(Entries from a visual dataset)
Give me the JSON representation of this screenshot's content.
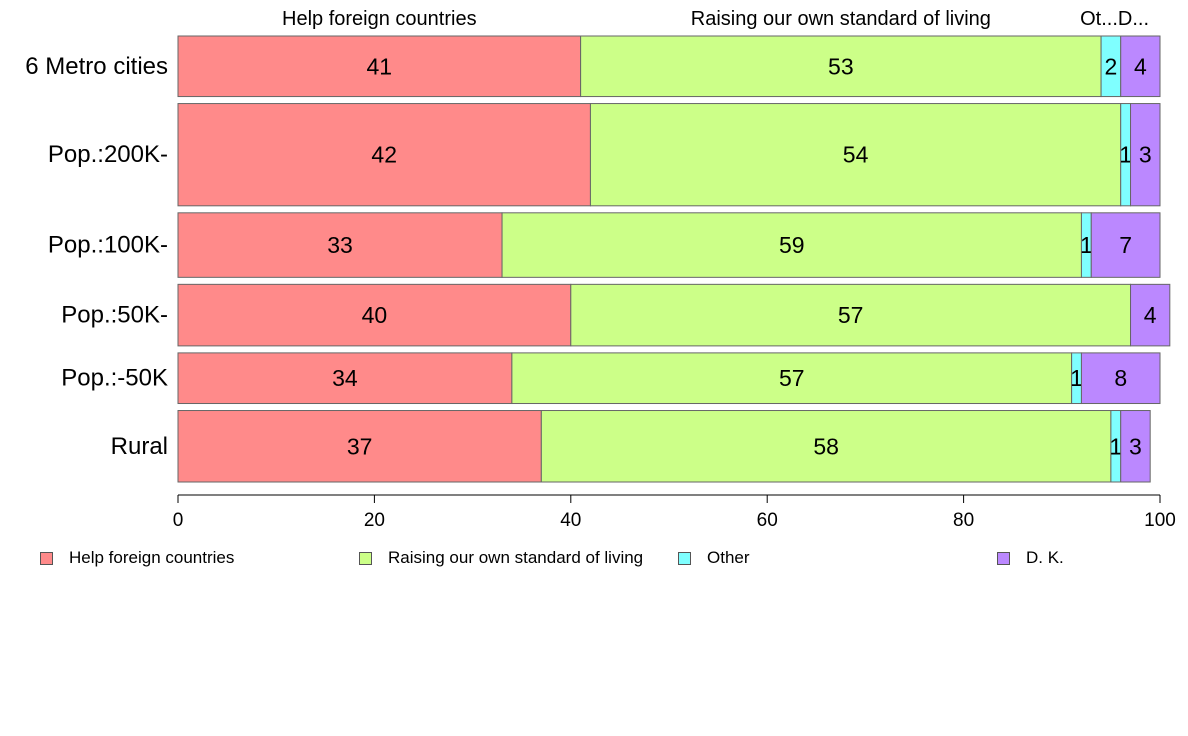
{
  "chart_data": {
    "type": "bar",
    "orientation": "horizontal",
    "stacked": true,
    "categories": [
      "6 Metro cities",
      "Pop.:200K-",
      "Pop.:100K-",
      "Pop.:50K-",
      "Pop.:-50K",
      "Rural"
    ],
    "series": [
      {
        "name": "Help foreign countries",
        "values": [
          41,
          42,
          33,
          40,
          34,
          37
        ],
        "color": "#ff8a8a"
      },
      {
        "name": "Raising our own standard of living",
        "values": [
          53,
          54,
          59,
          57,
          57,
          58
        ],
        "color": "#ccff88"
      },
      {
        "name": "Other",
        "values": [
          2,
          1,
          1,
          0,
          1,
          1
        ],
        "color": "#7fffff"
      },
      {
        "name": "D. K.",
        "values": [
          4,
          3,
          7,
          4,
          8,
          3
        ],
        "color": "#bb88ff"
      }
    ],
    "data_labels": [
      [
        "41",
        "53",
        "2",
        "4"
      ],
      [
        "42",
        "54",
        "1",
        "3"
      ],
      [
        "33",
        "59",
        "1",
        "7"
      ],
      [
        "40",
        "57",
        "",
        "4"
      ],
      [
        "34",
        "57",
        "1",
        "8"
      ],
      [
        "37",
        "58",
        "1",
        "3"
      ]
    ],
    "column_headers": [
      "Help foreign countries",
      "Raising our own standard of living",
      "Ot...",
      "D..."
    ],
    "category_weights": [
      61,
      103,
      65,
      62,
      51,
      72
    ],
    "xlim": [
      0,
      100
    ],
    "xticks": [
      0,
      20,
      40,
      60,
      80,
      100
    ],
    "grid": false,
    "legend_position": "bottom",
    "title": "",
    "xlabel": "",
    "ylabel": ""
  }
}
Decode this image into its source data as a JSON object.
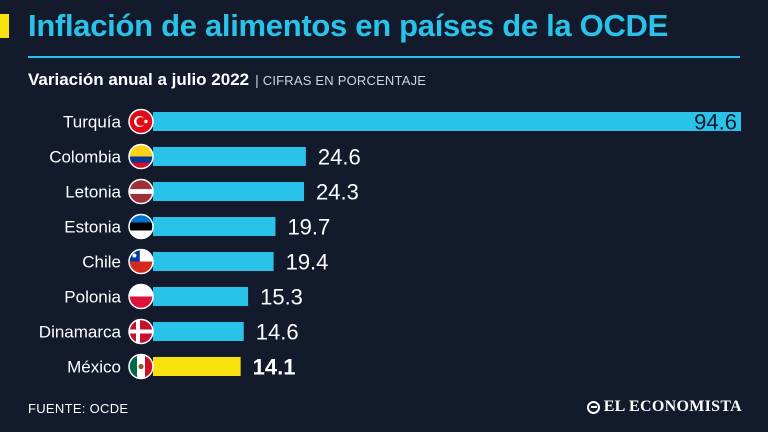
{
  "header": {
    "title": "Inflación de alimentos en países de la OCDE",
    "subtitle": "Variación anual a julio 2022",
    "separator": "|",
    "units": "CIFRAS EN PORCENTAJE"
  },
  "footer": {
    "source": "FUENTE: OCDE",
    "brand": "EL ECONOMISTA"
  },
  "colors": {
    "background": "#121a2b",
    "bar": "#29c3ea",
    "highlight_bar": "#f7e20f",
    "title": "#29c3ea"
  },
  "chart_data": {
    "type": "bar",
    "orientation": "horizontal",
    "title": "Inflación de alimentos en países de la OCDE",
    "subtitle": "Variación anual a julio 2022",
    "xlabel": "",
    "ylabel": "",
    "units": "CIFRAS EN PORCENTAJE",
    "xlim": [
      0,
      94.6
    ],
    "grid": false,
    "categories": [
      "Turquía",
      "Colombia",
      "Letonia",
      "Estonia",
      "Chile",
      "Polonia",
      "Dinamarca",
      "México"
    ],
    "values": [
      94.6,
      24.6,
      24.3,
      19.7,
      19.4,
      15.3,
      14.6,
      14.1
    ],
    "value_labels": [
      "94.6",
      "24.6",
      "24.3",
      "19.7",
      "19.4",
      "15.3",
      "14.6",
      "14.1"
    ],
    "highlight": "México",
    "flags": [
      "turkey-flag-icon",
      "colombia-flag-icon",
      "latvia-flag-icon",
      "estonia-flag-icon",
      "chile-flag-icon",
      "poland-flag-icon",
      "denmark-flag-icon",
      "mexico-flag-icon"
    ]
  }
}
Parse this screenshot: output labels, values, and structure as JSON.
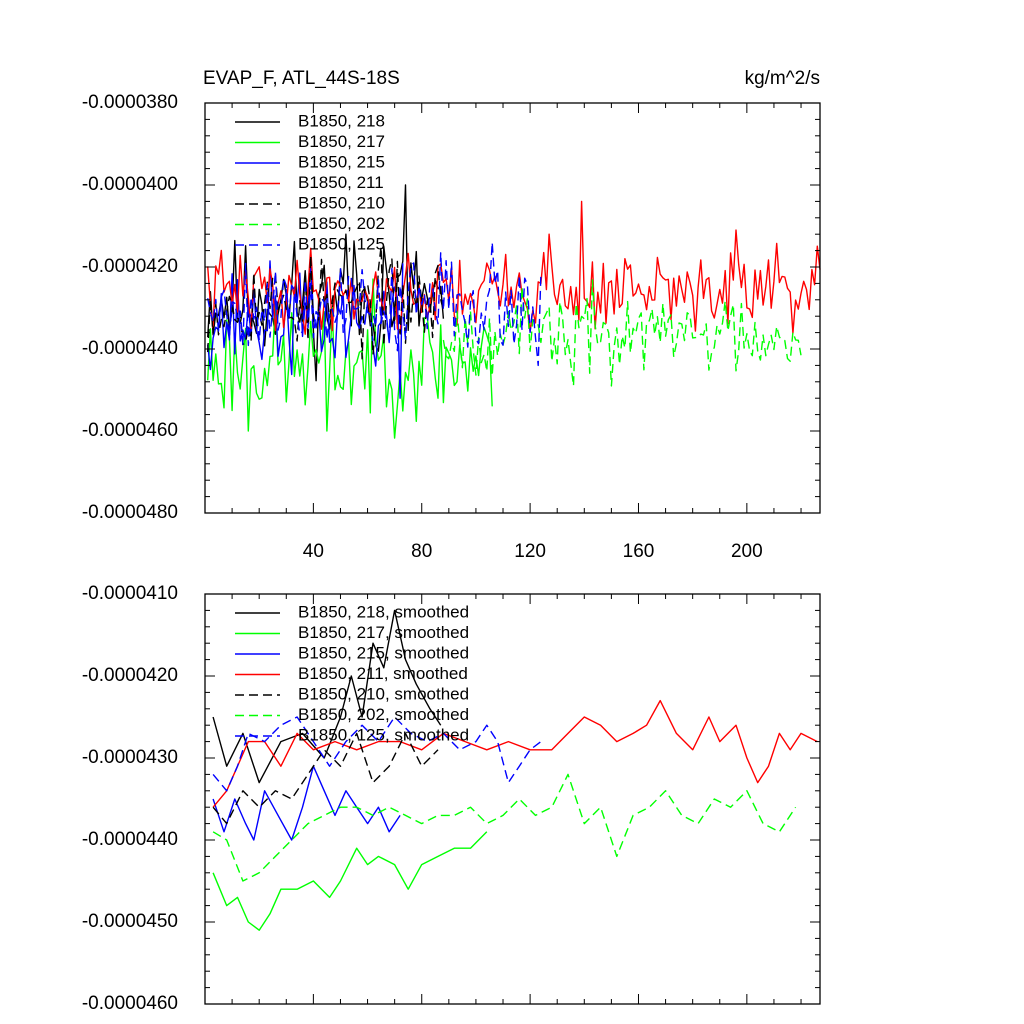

# [What to produce]
In the records, locate each line holding the string "CIFRAS" and copy it.

# [Exercise response]
    "units": "CIFRAS EN PORCENTAJE"
    "units": "CIFRAS EN PORCENTAJE",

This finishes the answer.